Data extracted from a collection
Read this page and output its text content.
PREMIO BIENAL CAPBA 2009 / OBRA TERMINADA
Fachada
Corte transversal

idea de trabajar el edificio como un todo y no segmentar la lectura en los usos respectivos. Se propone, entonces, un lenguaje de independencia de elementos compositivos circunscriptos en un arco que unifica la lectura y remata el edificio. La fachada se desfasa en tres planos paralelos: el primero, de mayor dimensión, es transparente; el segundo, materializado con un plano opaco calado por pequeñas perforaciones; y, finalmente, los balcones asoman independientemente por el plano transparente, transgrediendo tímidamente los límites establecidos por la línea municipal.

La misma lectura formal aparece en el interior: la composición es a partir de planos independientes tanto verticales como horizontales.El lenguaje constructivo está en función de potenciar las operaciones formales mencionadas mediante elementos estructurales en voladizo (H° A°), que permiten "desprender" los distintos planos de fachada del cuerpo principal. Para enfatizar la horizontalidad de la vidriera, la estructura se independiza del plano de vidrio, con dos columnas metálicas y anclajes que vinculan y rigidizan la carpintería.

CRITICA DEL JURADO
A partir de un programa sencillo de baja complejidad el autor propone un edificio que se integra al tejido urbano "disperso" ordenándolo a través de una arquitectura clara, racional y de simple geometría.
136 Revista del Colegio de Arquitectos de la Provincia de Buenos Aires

### TASK REQUIREMENTS
Copy all the entries verbatim.

### ANSWER TO THE TASK
Read this page and output its text content.
PREMIO BIENAL CAPBA 2009 / OBRA TERMINADA
Fachada
Corte transversal

idea de trabajar el edificio como un todo y no segmentar la lectura en los usos respectivos. Se propone, entonces, un lenguaje de independencia de elementos compositivos circunscriptos en un arco que unifica la lectura y remata el edificio. La fachada se desfasa en tres planos paralelos: el primero, de mayor dimensión, es transparente; el segundo, materializado con un plano opaco calado por pequeñas perforaciones; y, finalmente, los balcones asoman independientemente por el plano transparente, transgrediendo tímidamente los límites establecidos por la línea municipal.

La misma lectura formal aparece en el interior: la composición es a partir de planos independientes tanto verticales como horizontales.El lenguaje constructivo está en función de potenciar las operaciones formales mencionadas mediante elementos estructurales en voladizo (H° A°), que permiten "desprender" los distintos planos de fachada del cuerpo principal. Para enfatizar la horizontalidad de la vidriera, la estructura se independiza del plano de vidrio, con dos columnas metálicas y anclajes que vinculan y rigidizan la carpintería.

CRITICA DEL JURADO
A partir de un programa sencillo de baja complejidad el autor propone un edificio que se integra al tejido urbano "disperso" ordenándolo a través de una arquitectura clara, racional y de simple geometría.
136 Revista del Colegio de Arquitectos de la Provincia de Buenos Aires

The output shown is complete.